> **To be done**
Print every line of the records below word for word, leaving the pictures out.

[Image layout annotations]
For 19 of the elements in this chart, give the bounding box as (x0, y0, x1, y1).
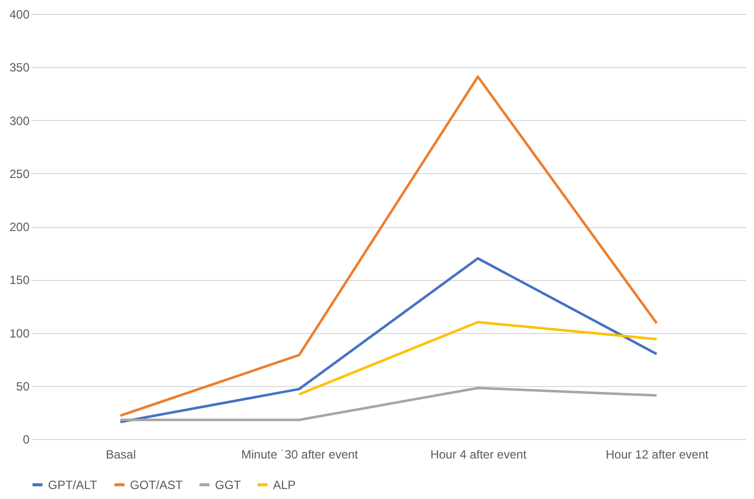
y-tick-label: 100 (9, 326, 30, 340)
y-tick-label: 0 (22, 432, 30, 446)
y-tick-label: 400 (9, 8, 30, 22)
y-tick-label: 300 (9, 114, 30, 128)
legend-label: GOT/AST (130, 478, 184, 492)
legend-label: GPT/ALT (48, 478, 98, 492)
x-tick-label: Hour 4 after event (430, 448, 528, 462)
x-tick-label: Hour 12 after event (606, 448, 710, 462)
y-tick-label: 350 (9, 60, 30, 75)
legend-label: ALP (273, 478, 296, 492)
y-tick-label: 50 (16, 379, 30, 394)
x-tick-label: Basal (106, 448, 136, 462)
line-series (119, 257, 658, 424)
line-series (119, 75, 658, 417)
y-tick-label: 200 (9, 220, 30, 234)
y-tick-label: 250 (9, 166, 30, 181)
legend-label: GGT (215, 478, 242, 492)
x-tick-label: Minute ˙30 after event (241, 448, 359, 462)
y-tick-label: 150 (9, 273, 30, 288)
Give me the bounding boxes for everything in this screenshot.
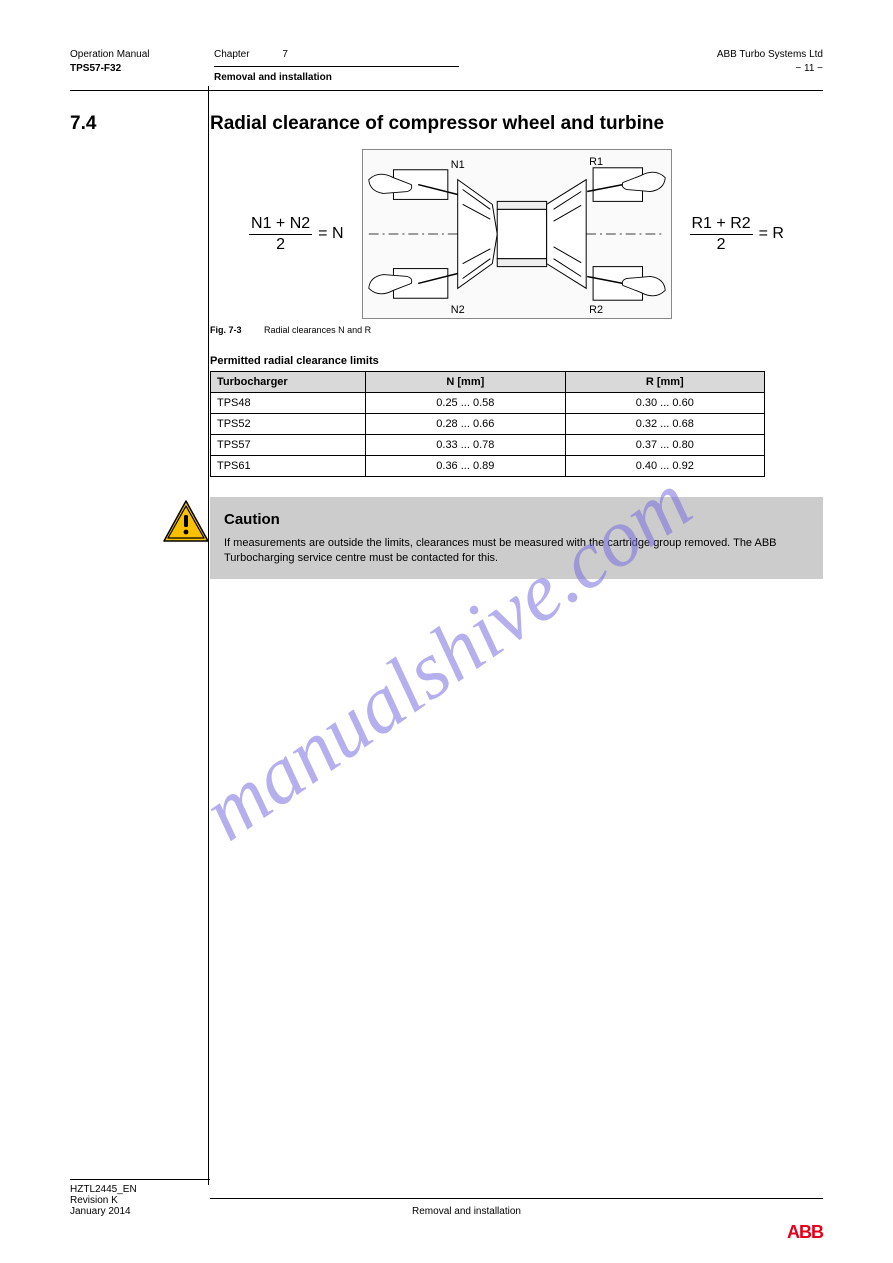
th-r: R [mm] (565, 372, 764, 393)
figure-wrap: N1 + N2 2 = N (210, 149, 823, 319)
section-number: 7.4 (70, 113, 210, 135)
caution-body: If measurements are outside the limits, … (224, 536, 809, 567)
figure-text: Radial clearances N and R (264, 325, 371, 335)
header-left: Operation Manual TPS57-F32 (70, 48, 210, 84)
page: Operation Manual TPS57-F32 Chapter 7 Rem… (0, 0, 893, 1263)
page-footer: HZTL2445_EN Revision K January 2014 Remo… (70, 1179, 823, 1217)
date: January 2014 (70, 1206, 210, 1217)
label-r1: R1 (589, 156, 603, 168)
cell-n: 0.36 ... 0.89 (366, 456, 565, 477)
table-row: TPS52 0.28 ... 0.66 0.32 ... 0.68 (211, 414, 765, 435)
label-r2: R2 (589, 304, 603, 316)
header-middle: Chapter 7 Removal and installation (210, 48, 623, 91)
table-header-row: Turbocharger N [mm] R [mm] (211, 372, 765, 393)
manual-title: Operation Manual (70, 48, 210, 62)
warning-icon (162, 499, 210, 548)
mechanical-drawing: N1 N2 R1 R2 (362, 149, 672, 319)
table-body: TPS48 0.25 ... 0.58 0.30 ... 0.60 TPS52 … (211, 393, 765, 477)
eq-right-denominator: 2 (690, 235, 753, 254)
eq-left-rhs: = N (318, 225, 343, 243)
section-title: Radial clearance of compressor wheel and… (210, 113, 664, 135)
content-column: N1 + N2 2 = N (210, 149, 823, 477)
cell-r: 0.40 ... 0.92 (565, 456, 764, 477)
doc-id: HZTL2445_EN (70, 1184, 210, 1195)
table-row: TPS57 0.33 ... 0.78 0.37 ... 0.80 (211, 435, 765, 456)
cell-model: TPS61 (211, 456, 366, 477)
figure-number: Fig. 7-3 (210, 325, 242, 335)
page-number: − 11 − (623, 62, 823, 76)
chapter-number: 7 (282, 49, 288, 60)
page-header: Operation Manual TPS57-F32 Chapter 7 Rem… (70, 48, 823, 91)
abb-logo: ABB (787, 1222, 823, 1243)
eq-right-rhs: = R (759, 225, 784, 243)
equation-left: N1 + N2 2 = N (249, 215, 343, 254)
header-right: ABB Turbo Systems Ltd − 11 − (623, 48, 823, 84)
eq-right-numerator: R1 + R2 (690, 215, 753, 235)
cell-r: 0.37 ... 0.80 (565, 435, 764, 456)
footer-left: HZTL2445_EN Revision K January 2014 (70, 1179, 210, 1217)
revision: Revision K (70, 1195, 210, 1206)
eq-left-numerator: N1 + N2 (249, 215, 312, 235)
cell-n: 0.33 ... 0.78 (366, 435, 565, 456)
th-turbocharger: Turbocharger (211, 372, 366, 393)
equation-right: R1 + R2 2 = R (690, 215, 784, 254)
drawing-svg: N1 N2 R1 R2 (363, 150, 671, 318)
label-n1: N1 (450, 159, 464, 171)
caution-box: Caution If measurements are outside the … (210, 497, 823, 579)
figure-caption: Fig. 7-3 Radial clearances N and R (210, 325, 823, 335)
eq-left-denominator: 2 (249, 235, 312, 254)
footer-center: Removal and installation (210, 1206, 723, 1217)
company-name: ABB Turbo Systems Ltd (623, 48, 823, 62)
product-name: TPS57-F32 (70, 62, 210, 76)
cell-n: 0.25 ... 0.58 (366, 393, 565, 414)
vertical-rule (208, 86, 209, 1185)
label-n2: N2 (450, 304, 464, 316)
cell-model: TPS48 (211, 393, 366, 414)
cell-model: TPS57 (211, 435, 366, 456)
limits-table: Turbocharger N [mm] R [mm] TPS48 0.25 ..… (210, 371, 765, 477)
cell-r: 0.30 ... 0.60 (565, 393, 764, 414)
chapter-label: Chapter (214, 49, 250, 60)
cell-model: TPS52 (211, 414, 366, 435)
table-row: TPS61 0.36 ... 0.89 0.40 ... 0.92 (211, 456, 765, 477)
table-caption: Permitted radial clearance limits (210, 355, 823, 367)
caution-row: Caution If measurements are outside the … (162, 497, 823, 579)
section-heading-row: 7.4 Radial clearance of compressor wheel… (70, 113, 823, 135)
chapter-title: Removal and installation (214, 71, 623, 85)
cell-r: 0.32 ... 0.68 (565, 414, 764, 435)
caution-heading: Caution (224, 509, 809, 530)
cell-n: 0.28 ... 0.66 (366, 414, 565, 435)
table-row: TPS48 0.25 ... 0.58 0.30 ... 0.60 (211, 393, 765, 414)
th-n: N [mm] (366, 372, 565, 393)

> **Complete output**
For 19 of the elements in this chart, give the bounding box as (x0, y0, x1, y1).
y-tick-label: 100 (9, 326, 30, 340)
y-tick-label: 0 (22, 432, 30, 446)
y-tick-label: 400 (9, 8, 30, 22)
y-tick-label: 300 (9, 114, 30, 128)
legend-label: GOT/AST (130, 478, 184, 492)
legend-label: GPT/ALT (48, 478, 98, 492)
x-tick-label: Hour 4 after event (430, 448, 528, 462)
x-tick-label: Hour 12 after event (606, 448, 710, 462)
y-tick-label: 350 (9, 60, 30, 75)
legend-label: ALP (273, 478, 296, 492)
y-tick-label: 50 (16, 379, 30, 394)
x-tick-label: Basal (106, 448, 136, 462)
line-series (119, 257, 658, 424)
line-series (119, 75, 658, 417)
y-tick-label: 200 (9, 220, 30, 234)
y-tick-label: 250 (9, 166, 30, 181)
legend-label: GGT (215, 478, 242, 492)
x-tick-label: Minute ˙30 after event (241, 448, 359, 462)
y-tick-label: 150 (9, 273, 30, 288)
Give me the bounding boxes for everything in this screenshot.
th-r: R [mm] (565, 372, 764, 393)
figure-wrap: N1 + N2 2 = N (210, 149, 823, 319)
section-number: 7.4 (70, 113, 210, 135)
caution-body: If measurements are outside the limits, … (224, 536, 809, 567)
figure-text: Radial clearances N and R (264, 325, 371, 335)
header-left: Operation Manual TPS57-F32 (70, 48, 210, 84)
page: Operation Manual TPS57-F32 Chapter 7 Rem… (0, 0, 893, 1263)
page-footer: HZTL2445_EN Revision K January 2014 Remo… (70, 1179, 823, 1217)
date: January 2014 (70, 1206, 210, 1217)
label-r1: R1 (589, 156, 603, 168)
cell-n: 0.36 ... 0.89 (366, 456, 565, 477)
table-row: TPS52 0.28 ... 0.66 0.32 ... 0.68 (211, 414, 765, 435)
label-r2: R2 (589, 304, 603, 316)
header-middle: Chapter 7 Removal and installation (210, 48, 623, 91)
table-header-row: Turbocharger N [mm] R [mm] (211, 372, 765, 393)
manual-title: Operation Manual (70, 48, 210, 62)
warning-icon (162, 499, 210, 548)
mechanical-drawing: N1 N2 R1 R2 (362, 149, 672, 319)
table-body: TPS48 0.25 ... 0.58 0.30 ... 0.60 TPS52 … (211, 393, 765, 477)
eq-right-denominator: 2 (690, 235, 753, 254)
eq-left-rhs: = N (318, 225, 343, 243)
section-title: Radial clearance of compressor wheel and… (210, 113, 664, 135)
content-column: N1 + N2 2 = N (210, 149, 823, 477)
cell-r: 0.40 ... 0.92 (565, 456, 764, 477)
doc-id: HZTL2445_EN (70, 1184, 210, 1195)
table-row: TPS57 0.33 ... 0.78 0.37 ... 0.80 (211, 435, 765, 456)
cell-model: TPS61 (211, 456, 366, 477)
figure-number: Fig. 7-3 (210, 325, 242, 335)
page-number: − 11 − (623, 62, 823, 76)
chapter-number: 7 (282, 49, 288, 60)
page-header: Operation Manual TPS57-F32 Chapter 7 Rem… (70, 48, 823, 91)
abb-logo: ABB (787, 1222, 823, 1243)
eq-right-rhs: = R (759, 225, 784, 243)
equation-left: N1 + N2 2 = N (249, 215, 343, 254)
header-right: ABB Turbo Systems Ltd − 11 − (623, 48, 823, 84)
eq-right-numerator: R1 + R2 (690, 215, 753, 235)
cell-r: 0.37 ... 0.80 (565, 435, 764, 456)
footer-left: HZTL2445_EN Revision K January 2014 (70, 1179, 210, 1217)
revision: Revision K (70, 1195, 210, 1206)
eq-left-numerator: N1 + N2 (249, 215, 312, 235)
cell-n: 0.33 ... 0.78 (366, 435, 565, 456)
th-turbocharger: Turbocharger (211, 372, 366, 393)
equation-right: R1 + R2 2 = R (690, 215, 784, 254)
drawing-svg: N1 N2 R1 R2 (363, 150, 671, 318)
label-n1: N1 (450, 159, 464, 171)
caution-box: Caution If measurements are outside the … (210, 497, 823, 579)
figure-caption: Fig. 7-3 Radial clearances N and R (210, 325, 823, 335)
eq-left-denominator: 2 (249, 235, 312, 254)
footer-center: Removal and installation (210, 1206, 723, 1217)
company-name: ABB Turbo Systems Ltd (623, 48, 823, 62)
product-name: TPS57-F32 (70, 62, 210, 76)
cell-n: 0.25 ... 0.58 (366, 393, 565, 414)
vertical-rule (208, 86, 209, 1185)
label-n2: N2 (450, 304, 464, 316)
cell-model: TPS48 (211, 393, 366, 414)
cell-model: TPS57 (211, 435, 366, 456)
limits-table: Turbocharger N [mm] R [mm] TPS48 0.25 ..… (210, 371, 765, 477)
cell-r: 0.30 ... 0.60 (565, 393, 764, 414)
chapter-label: Chapter (214, 49, 250, 60)
cell-model: TPS52 (211, 414, 366, 435)
table-row: TPS61 0.36 ... 0.89 0.40 ... 0.92 (211, 456, 765, 477)
table-caption: Permitted radial clearance limits (210, 355, 823, 367)
caution-row: Caution If measurements are outside the … (162, 497, 823, 579)
section-heading-row: 7.4 Radial clearance of compressor wheel… (70, 113, 823, 135)
chapter-title: Removal and installation (214, 71, 623, 85)
cell-r: 0.32 ... 0.68 (565, 414, 764, 435)
caution-heading: Caution (224, 509, 809, 530)
cell-n: 0.28 ... 0.66 (366, 414, 565, 435)
table-row: TPS48 0.25 ... 0.58 0.30 ... 0.60 (211, 393, 765, 414)
th-n: N [mm] (366, 372, 565, 393)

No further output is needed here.